(Instructions to follow)
Copy the lines of the listing verbatim, from the first line through the line that contains "question-24-line1: 24. Han", with both of those lines included.

(Record list)

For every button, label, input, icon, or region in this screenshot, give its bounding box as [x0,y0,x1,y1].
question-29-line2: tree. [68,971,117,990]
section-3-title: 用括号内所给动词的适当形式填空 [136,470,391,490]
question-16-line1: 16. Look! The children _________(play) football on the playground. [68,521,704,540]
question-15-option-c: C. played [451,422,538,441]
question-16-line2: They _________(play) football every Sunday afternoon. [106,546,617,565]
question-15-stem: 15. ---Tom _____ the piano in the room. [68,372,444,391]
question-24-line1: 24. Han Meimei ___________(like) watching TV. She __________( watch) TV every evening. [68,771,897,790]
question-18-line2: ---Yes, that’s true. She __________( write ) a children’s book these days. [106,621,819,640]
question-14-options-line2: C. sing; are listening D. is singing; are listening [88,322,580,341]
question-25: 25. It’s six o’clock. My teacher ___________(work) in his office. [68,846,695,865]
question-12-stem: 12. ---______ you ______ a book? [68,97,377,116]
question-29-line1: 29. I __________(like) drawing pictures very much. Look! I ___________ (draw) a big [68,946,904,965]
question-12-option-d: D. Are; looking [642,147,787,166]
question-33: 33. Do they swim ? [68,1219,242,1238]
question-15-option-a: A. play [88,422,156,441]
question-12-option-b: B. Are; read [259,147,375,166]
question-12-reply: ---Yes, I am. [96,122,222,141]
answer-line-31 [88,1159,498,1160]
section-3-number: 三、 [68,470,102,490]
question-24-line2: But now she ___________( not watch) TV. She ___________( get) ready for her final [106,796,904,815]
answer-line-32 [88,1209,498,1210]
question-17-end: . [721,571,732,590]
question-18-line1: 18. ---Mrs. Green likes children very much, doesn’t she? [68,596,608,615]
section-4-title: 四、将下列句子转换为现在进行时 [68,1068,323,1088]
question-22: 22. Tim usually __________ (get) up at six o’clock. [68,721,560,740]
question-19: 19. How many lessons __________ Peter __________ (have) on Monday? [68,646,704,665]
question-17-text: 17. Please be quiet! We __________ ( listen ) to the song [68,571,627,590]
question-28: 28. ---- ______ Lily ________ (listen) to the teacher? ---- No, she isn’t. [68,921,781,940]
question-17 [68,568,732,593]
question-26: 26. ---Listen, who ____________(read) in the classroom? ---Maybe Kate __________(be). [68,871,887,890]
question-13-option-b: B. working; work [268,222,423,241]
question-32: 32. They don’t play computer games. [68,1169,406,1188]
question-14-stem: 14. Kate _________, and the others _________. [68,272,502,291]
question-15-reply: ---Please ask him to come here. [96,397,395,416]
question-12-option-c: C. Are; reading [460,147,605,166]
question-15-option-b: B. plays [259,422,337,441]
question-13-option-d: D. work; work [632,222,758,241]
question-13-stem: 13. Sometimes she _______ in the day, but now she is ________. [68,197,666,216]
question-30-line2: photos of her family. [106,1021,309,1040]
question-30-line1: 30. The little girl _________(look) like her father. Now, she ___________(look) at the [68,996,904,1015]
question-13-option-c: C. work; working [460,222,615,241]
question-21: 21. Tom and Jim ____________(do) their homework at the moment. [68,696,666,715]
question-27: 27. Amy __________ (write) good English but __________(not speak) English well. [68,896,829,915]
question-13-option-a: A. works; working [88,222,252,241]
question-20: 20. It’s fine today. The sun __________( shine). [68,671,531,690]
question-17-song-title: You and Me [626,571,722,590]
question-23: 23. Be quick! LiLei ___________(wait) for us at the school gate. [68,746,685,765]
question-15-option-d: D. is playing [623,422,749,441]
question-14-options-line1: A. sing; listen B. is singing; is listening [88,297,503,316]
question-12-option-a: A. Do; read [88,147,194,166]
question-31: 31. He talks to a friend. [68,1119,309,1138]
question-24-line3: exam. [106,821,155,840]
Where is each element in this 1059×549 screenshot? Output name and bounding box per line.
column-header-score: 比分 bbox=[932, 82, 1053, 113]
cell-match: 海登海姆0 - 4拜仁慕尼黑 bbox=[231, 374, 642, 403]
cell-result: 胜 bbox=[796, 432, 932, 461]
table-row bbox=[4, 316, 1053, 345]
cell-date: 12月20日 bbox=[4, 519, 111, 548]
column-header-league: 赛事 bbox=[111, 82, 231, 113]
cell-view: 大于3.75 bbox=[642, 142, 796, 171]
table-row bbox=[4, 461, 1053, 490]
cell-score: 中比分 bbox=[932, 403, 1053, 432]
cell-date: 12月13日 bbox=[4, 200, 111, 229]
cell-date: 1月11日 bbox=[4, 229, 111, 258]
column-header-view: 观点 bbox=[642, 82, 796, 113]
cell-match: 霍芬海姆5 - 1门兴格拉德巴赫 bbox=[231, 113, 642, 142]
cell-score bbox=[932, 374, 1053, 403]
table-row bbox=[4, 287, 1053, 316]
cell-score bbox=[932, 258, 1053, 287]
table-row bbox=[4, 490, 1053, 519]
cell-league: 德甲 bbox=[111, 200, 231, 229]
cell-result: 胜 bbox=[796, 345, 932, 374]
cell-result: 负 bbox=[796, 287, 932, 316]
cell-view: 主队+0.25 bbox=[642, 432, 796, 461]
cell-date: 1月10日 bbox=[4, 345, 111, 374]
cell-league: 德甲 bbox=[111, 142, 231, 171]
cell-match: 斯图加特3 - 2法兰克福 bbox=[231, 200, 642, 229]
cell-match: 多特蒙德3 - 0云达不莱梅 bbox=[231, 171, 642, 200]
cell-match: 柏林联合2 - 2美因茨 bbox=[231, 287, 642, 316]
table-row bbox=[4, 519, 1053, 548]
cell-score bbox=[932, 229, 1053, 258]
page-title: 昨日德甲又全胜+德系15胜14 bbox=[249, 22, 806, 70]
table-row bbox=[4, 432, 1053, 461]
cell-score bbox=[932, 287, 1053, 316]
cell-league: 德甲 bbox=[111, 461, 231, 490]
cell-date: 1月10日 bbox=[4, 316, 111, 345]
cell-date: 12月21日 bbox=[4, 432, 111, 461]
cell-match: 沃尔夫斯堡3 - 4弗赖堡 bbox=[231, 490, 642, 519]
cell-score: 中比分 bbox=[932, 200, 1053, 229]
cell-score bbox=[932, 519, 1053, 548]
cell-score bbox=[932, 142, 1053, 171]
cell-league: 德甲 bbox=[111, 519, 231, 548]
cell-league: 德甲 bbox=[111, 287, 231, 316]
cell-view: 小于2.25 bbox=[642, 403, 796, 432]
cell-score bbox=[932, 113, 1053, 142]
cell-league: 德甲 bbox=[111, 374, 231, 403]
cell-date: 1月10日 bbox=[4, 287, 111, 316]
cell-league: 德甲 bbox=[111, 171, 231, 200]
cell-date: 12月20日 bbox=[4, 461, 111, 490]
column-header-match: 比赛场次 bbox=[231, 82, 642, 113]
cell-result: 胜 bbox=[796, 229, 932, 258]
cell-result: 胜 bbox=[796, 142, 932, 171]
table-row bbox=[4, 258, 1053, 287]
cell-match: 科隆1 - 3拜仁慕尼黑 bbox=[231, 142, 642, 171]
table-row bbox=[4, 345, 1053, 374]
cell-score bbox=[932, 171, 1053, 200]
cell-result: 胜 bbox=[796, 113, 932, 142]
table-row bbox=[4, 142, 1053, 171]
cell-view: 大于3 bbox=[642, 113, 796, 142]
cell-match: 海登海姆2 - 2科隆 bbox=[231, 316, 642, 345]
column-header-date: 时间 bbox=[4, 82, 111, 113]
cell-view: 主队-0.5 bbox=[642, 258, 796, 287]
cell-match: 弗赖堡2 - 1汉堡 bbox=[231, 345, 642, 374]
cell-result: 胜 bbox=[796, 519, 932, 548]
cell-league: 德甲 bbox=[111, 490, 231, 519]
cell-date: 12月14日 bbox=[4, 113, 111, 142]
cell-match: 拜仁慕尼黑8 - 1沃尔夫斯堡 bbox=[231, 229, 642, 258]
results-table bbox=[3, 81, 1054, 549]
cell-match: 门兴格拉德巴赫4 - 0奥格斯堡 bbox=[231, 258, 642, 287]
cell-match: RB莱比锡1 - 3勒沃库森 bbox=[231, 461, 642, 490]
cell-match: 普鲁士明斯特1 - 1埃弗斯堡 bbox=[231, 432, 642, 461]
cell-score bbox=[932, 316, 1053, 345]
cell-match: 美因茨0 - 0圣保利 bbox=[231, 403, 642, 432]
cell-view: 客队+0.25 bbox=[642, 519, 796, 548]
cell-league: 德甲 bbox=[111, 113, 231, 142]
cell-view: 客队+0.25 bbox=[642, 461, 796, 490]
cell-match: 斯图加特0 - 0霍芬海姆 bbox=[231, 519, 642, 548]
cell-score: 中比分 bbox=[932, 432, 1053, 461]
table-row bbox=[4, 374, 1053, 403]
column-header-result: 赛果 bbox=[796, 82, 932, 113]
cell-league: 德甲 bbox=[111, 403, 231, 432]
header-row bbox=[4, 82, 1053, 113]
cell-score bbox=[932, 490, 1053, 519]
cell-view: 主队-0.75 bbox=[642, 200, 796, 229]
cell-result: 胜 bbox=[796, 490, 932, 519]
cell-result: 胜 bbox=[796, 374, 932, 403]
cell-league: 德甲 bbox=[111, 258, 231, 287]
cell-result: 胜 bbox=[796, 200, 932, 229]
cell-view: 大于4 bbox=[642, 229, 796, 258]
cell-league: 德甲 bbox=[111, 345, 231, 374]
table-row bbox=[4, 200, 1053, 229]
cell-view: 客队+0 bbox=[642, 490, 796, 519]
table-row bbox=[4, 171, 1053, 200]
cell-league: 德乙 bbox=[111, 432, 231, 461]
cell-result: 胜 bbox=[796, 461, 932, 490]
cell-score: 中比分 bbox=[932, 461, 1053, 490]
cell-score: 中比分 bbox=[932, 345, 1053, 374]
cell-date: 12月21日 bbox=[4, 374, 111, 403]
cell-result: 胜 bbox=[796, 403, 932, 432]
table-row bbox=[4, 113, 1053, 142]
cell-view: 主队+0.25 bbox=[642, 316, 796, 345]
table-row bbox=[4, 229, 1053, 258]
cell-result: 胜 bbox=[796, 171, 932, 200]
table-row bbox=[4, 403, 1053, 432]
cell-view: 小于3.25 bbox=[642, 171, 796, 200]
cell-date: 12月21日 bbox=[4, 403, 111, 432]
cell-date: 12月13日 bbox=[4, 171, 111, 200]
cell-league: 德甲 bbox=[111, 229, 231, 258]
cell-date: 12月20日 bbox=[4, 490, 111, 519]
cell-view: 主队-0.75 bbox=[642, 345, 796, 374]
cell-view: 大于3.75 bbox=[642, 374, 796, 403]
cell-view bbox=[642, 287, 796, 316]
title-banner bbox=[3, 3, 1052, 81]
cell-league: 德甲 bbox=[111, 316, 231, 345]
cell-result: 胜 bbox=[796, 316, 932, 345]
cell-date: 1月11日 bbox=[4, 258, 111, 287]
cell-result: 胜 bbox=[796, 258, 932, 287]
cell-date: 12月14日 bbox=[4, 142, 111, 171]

(Answer to this exercise)
For every button, label, input, icon, or region in this screenshot, give its bounding box as [x0,y0,x1,y1].
question-29-line2: tree. [68,971,117,990]
section-3-title: 用括号内所给动词的适当形式填空 [136,470,391,490]
question-16-line1: 16. Look! The children _________(play) football on the playground. [68,521,704,540]
question-15-option-c: C. played [451,422,538,441]
question-16-line2: They _________(play) football every Sunday afternoon. [106,546,617,565]
question-15-stem: 15. ---Tom _____ the piano in the room. [68,372,444,391]
question-24-line1: 24. Han Meimei ___________(like) watching TV. She __________( watch) TV every evening. [68,771,897,790]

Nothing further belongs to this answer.